▶ Records for this exercise:

= = = = = = =

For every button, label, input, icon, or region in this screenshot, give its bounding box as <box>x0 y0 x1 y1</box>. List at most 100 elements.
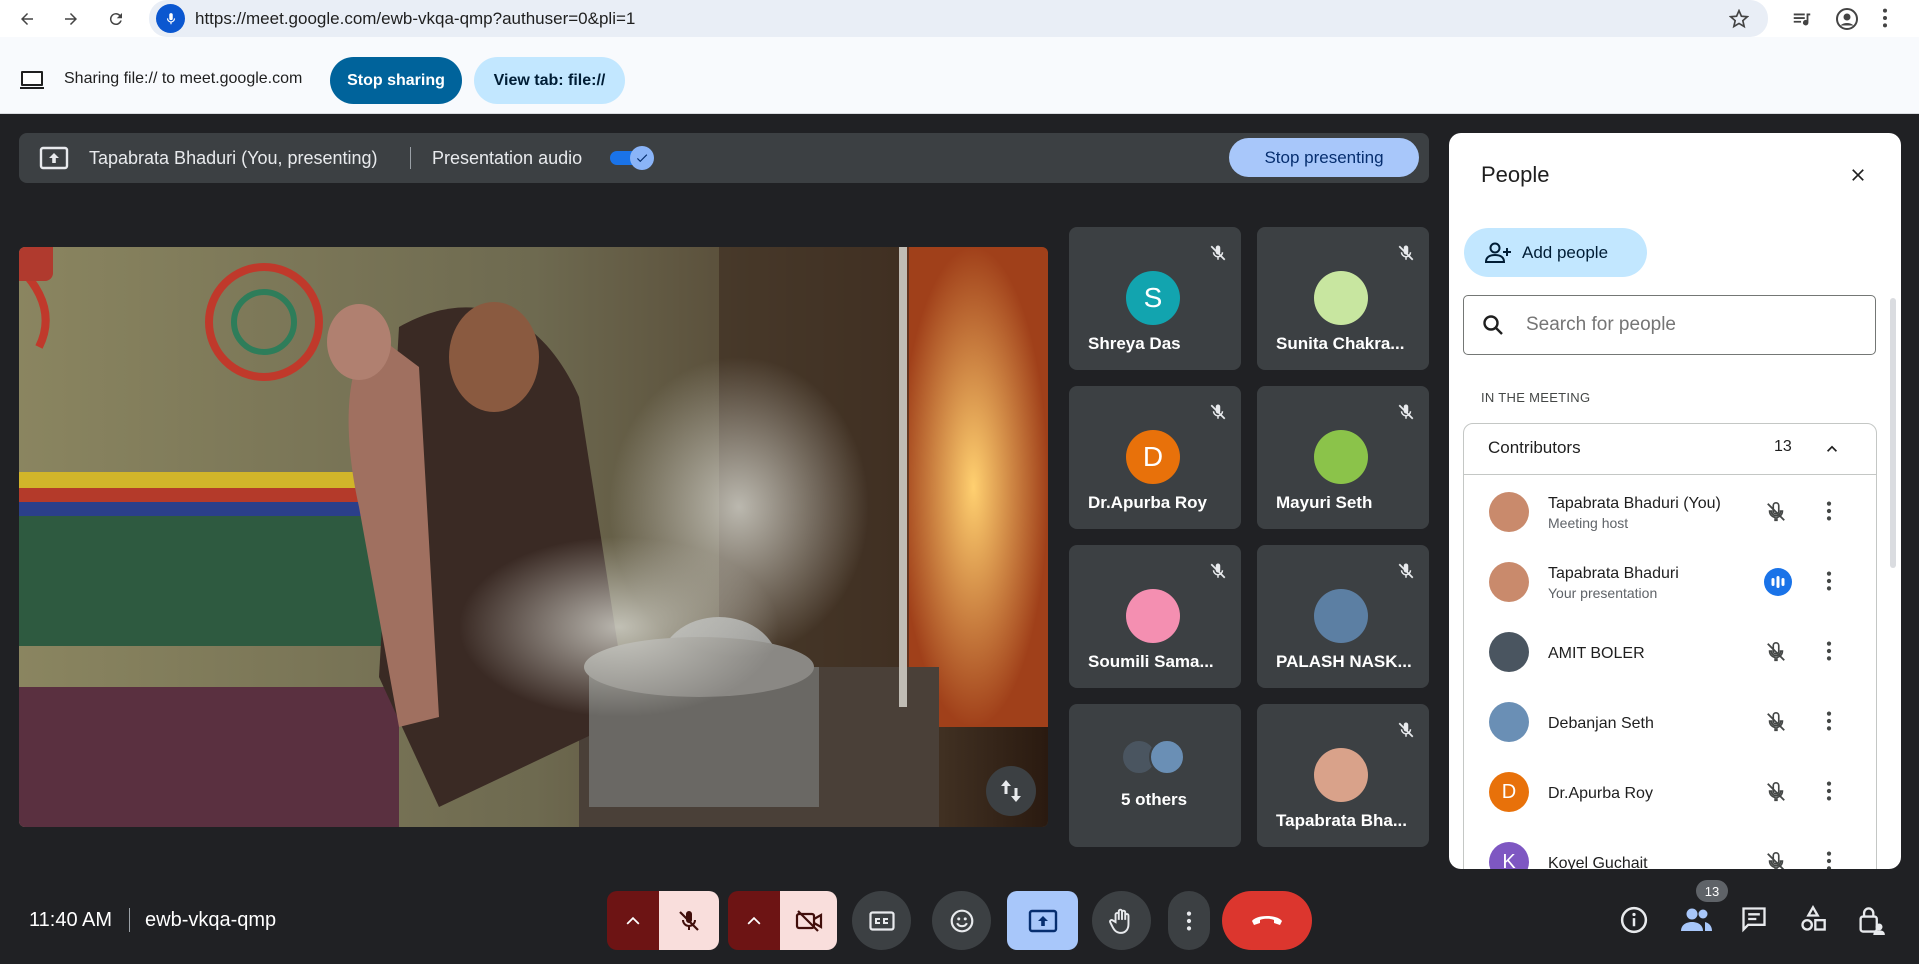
more-vert-icon[interactable] <box>1825 570 1833 592</box>
avatar <box>1314 430 1368 484</box>
participant-name: Tapabrata Bhaduri <box>1548 565 1679 582</box>
chat-button[interactable] <box>1740 905 1768 933</box>
present-icon <box>39 146 69 170</box>
video-options-button[interactable] <box>728 891 780 950</box>
mic-off-icon[interactable] <box>1765 850 1787 869</box>
profile-icon[interactable] <box>1835 7 1859 31</box>
more-vert-icon <box>1186 911 1192 930</box>
participant-tile[interactable]: Tapabrata Bha... <box>1257 704 1429 847</box>
forward-button[interactable] <box>58 6 84 32</box>
closed-captions-icon <box>868 910 895 931</box>
participant-name: Debanjan Seth <box>1548 715 1654 732</box>
chevron-up-icon <box>626 916 640 925</box>
emoji-icon <box>950 909 973 932</box>
media-control-icon[interactable] <box>1791 8 1813 30</box>
avatar <box>1489 562 1529 602</box>
audio-options-button[interactable] <box>607 891 659 950</box>
camera-toggle-button[interactable] <box>780 891 837 950</box>
captions-button[interactable] <box>852 891 911 950</box>
panel-scrollbar[interactable] <box>1890 298 1896 568</box>
mic-off-icon <box>1209 561 1227 581</box>
microphone-icon[interactable] <box>156 4 185 33</box>
more-vert-icon[interactable] <box>1825 500 1833 522</box>
participant-row[interactable]: Tapabrata Bhaduri (You) Meeting host <box>1449 478 1901 548</box>
mic-off-icon <box>1397 243 1415 263</box>
present-now-button[interactable] <box>1007 891 1078 950</box>
avatar <box>1126 589 1180 643</box>
avatar <box>1489 492 1529 532</box>
view-tab-button[interactable]: View tab: file:// <box>474 57 625 104</box>
participant-row[interactable]: AMIT BOLER <box>1449 618 1901 688</box>
more-options-button[interactable] <box>1168 891 1210 950</box>
browser-menu-icon[interactable] <box>1881 7 1889 29</box>
host-controls-button[interactable] <box>1857 905 1885 935</box>
contributors-header[interactable]: Contributors 13 <box>1463 423 1877 475</box>
participant-row[interactable]: D Dr.Apurba Roy <box>1449 758 1901 828</box>
lock-person-icon <box>1859 907 1885 935</box>
people-button[interactable] <box>1679 905 1713 933</box>
group-count: 13 <box>1774 438 1792 455</box>
participant-tile[interactable]: S Shreya Das <box>1069 227 1241 370</box>
participant-tile[interactable]: PALASH NASK... <box>1257 545 1429 688</box>
swap-layout-button[interactable] <box>986 766 1036 816</box>
participant-name: Dr.Apurba Roy <box>1548 785 1653 802</box>
mic-off-icon[interactable] <box>1765 640 1787 664</box>
group-label: Contributors <box>1488 438 1581 457</box>
raise-hand-button[interactable] <box>1092 891 1151 950</box>
mic-off-icon[interactable] <box>1765 500 1787 524</box>
presentation-video <box>19 247 1048 827</box>
leave-call-button[interactable] <box>1222 891 1312 950</box>
screen-share-icon <box>20 70 44 90</box>
mic-off-icon <box>679 910 699 931</box>
participant-tile[interactable]: 5 others <box>1069 704 1241 847</box>
avatar <box>1489 702 1529 742</box>
presentation-audio-label: Presentation audio <box>432 148 583 168</box>
bookmark-star-icon[interactable] <box>1729 9 1749 29</box>
presentation-audio-toggle[interactable] <box>610 146 656 170</box>
present-screen-icon <box>1028 909 1057 932</box>
participant-tile[interactable]: Sunita Chakra... <box>1257 227 1429 370</box>
back-button[interactable] <box>14 6 40 32</box>
participant-row[interactable]: K Koyel Guchait <box>1449 828 1901 869</box>
participant-row[interactable]: Debanjan Seth <box>1449 688 1901 758</box>
address-bar[interactable]: https://meet.google.com/ewb-vkqa-qmp?aut… <box>149 0 1768 37</box>
search-input[interactable] <box>1526 310 1856 340</box>
chat-icon <box>1742 907 1766 933</box>
checkmark-icon <box>630 146 654 170</box>
people-panel: People Add people IN THE MEETING Contrib… <box>1449 133 1901 869</box>
clock-time: 11:40 AM <box>29 909 113 931</box>
reload-button[interactable] <box>103 6 129 32</box>
mic-off-icon <box>1397 561 1415 581</box>
participant-tile[interactable]: Mayuri Seth <box>1257 386 1429 529</box>
mic-off-icon[interactable] <box>1765 710 1787 734</box>
more-vert-icon[interactable] <box>1825 780 1833 802</box>
watermark-logo <box>19 247 53 281</box>
close-panel-button[interactable] <box>1843 160 1873 190</box>
mic-off-icon <box>1209 402 1227 422</box>
stop-presenting-button[interactable]: Stop presenting <box>1229 138 1419 177</box>
meeting-details-button[interactable] <box>1619 905 1649 935</box>
stop-sharing-button[interactable]: Stop sharing <box>330 57 462 104</box>
sharing-status-text: Sharing file:// to meet.google.com <box>64 70 303 87</box>
avatar: D <box>1489 772 1529 812</box>
more-vert-icon[interactable] <box>1825 640 1833 662</box>
activities-button[interactable] <box>1799 905 1827 933</box>
participant-tile[interactable]: D Dr.Apurba Roy <box>1069 386 1241 529</box>
add-people-button[interactable]: Add people <box>1464 228 1647 277</box>
avatar <box>1314 589 1368 643</box>
avatar <box>1489 632 1529 672</box>
participant-role: Your presentation <box>1548 585 1658 601</box>
divider <box>129 908 130 932</box>
more-vert-icon[interactable] <box>1825 710 1833 732</box>
url-text[interactable]: https://meet.google.com/ewb-vkqa-qmp?aut… <box>195 9 635 29</box>
more-vert-icon[interactable] <box>1825 850 1833 869</box>
mic-off-icon[interactable] <box>1765 780 1787 804</box>
search-people-field[interactable] <box>1463 295 1876 355</box>
participant-name: Shreya Das <box>1088 334 1181 353</box>
participant-tile[interactable]: Soumili Sama... <box>1069 545 1241 688</box>
microphone-toggle-button[interactable] <box>659 891 719 950</box>
reactions-button[interactable] <box>932 891 991 950</box>
participant-list: Tapabrata Bhaduri (You) Meeting host Tapab… <box>1449 478 1901 869</box>
presenting-banner: Tapabrata Bhaduri (You, presenting) Pres… <box>19 133 1429 183</box>
participant-row[interactable]: Tapabrata Bhaduri Your presentation <box>1449 548 1901 618</box>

= = = = = = =

Reproduce only the lines of the records starting at the line that contains "more-vert-icon[interactable] <box>1825 570" and ending at the line that contains "group-count: 13 <box>1774 438 1792 455</box>", renaming every occurrence of "avatar" to "portrait" and leaving everything else unchanged.

more-vert-icon[interactable] <box>1825 570 1833 592</box>
portrait <box>1314 430 1368 484</box>
participant-name: Tapabrata Bhaduri <box>1548 565 1679 582</box>
chat-button[interactable] <box>1740 905 1768 933</box>
present-icon <box>39 146 69 170</box>
video-options-button[interactable] <box>728 891 780 950</box>
mic-off-icon[interactable] <box>1765 850 1787 869</box>
profile-icon[interactable] <box>1835 7 1859 31</box>
more-vert-icon <box>1186 911 1192 930</box>
participant-tile[interactable]: Tapabrata Bha... <box>1257 704 1429 847</box>
forward-button[interactable] <box>58 6 84 32</box>
closed-captions-icon <box>868 910 895 931</box>
participant-name: Debanjan Seth <box>1548 715 1654 732</box>
chevron-up-icon <box>626 916 640 925</box>
emoji-icon <box>950 909 973 932</box>
media-control-icon[interactable] <box>1791 8 1813 30</box>
portrait <box>1489 562 1529 602</box>
audio-options-button[interactable] <box>607 891 659 950</box>
camera-toggle-button[interactable] <box>780 891 837 950</box>
captions-button[interactable] <box>852 891 911 950</box>
panel-scrollbar[interactable] <box>1890 298 1896 568</box>
mic-off-icon <box>1209 561 1227 581</box>
microphone-icon[interactable] <box>156 4 185 33</box>
more-vert-icon[interactable] <box>1825 500 1833 522</box>
participant-row[interactable]: Tapabrata Bhaduri (You) Meeting host <box>1449 478 1901 548</box>
mic-off-icon <box>1397 243 1415 263</box>
present-now-button[interactable] <box>1007 891 1078 950</box>
portrait <box>1126 589 1180 643</box>
portrait <box>1489 492 1529 532</box>
view-tab-button[interactable]: View tab: file:// <box>474 57 625 104</box>
participant-row[interactable]: AMIT BOLER <box>1449 618 1901 688</box>
more-options-button[interactable] <box>1168 891 1210 950</box>
browser-menu-icon[interactable] <box>1881 7 1889 29</box>
host-controls-button[interactable] <box>1857 905 1885 935</box>
contributors-header[interactable]: Contributors 13 <box>1463 423 1877 475</box>
participant-row[interactable]: D Dr.Apurba Roy <box>1449 758 1901 828</box>
lock-person-icon <box>1859 907 1885 935</box>
people-button[interactable] <box>1679 905 1713 933</box>
group-count: 13 <box>1774 438 1792 455</box>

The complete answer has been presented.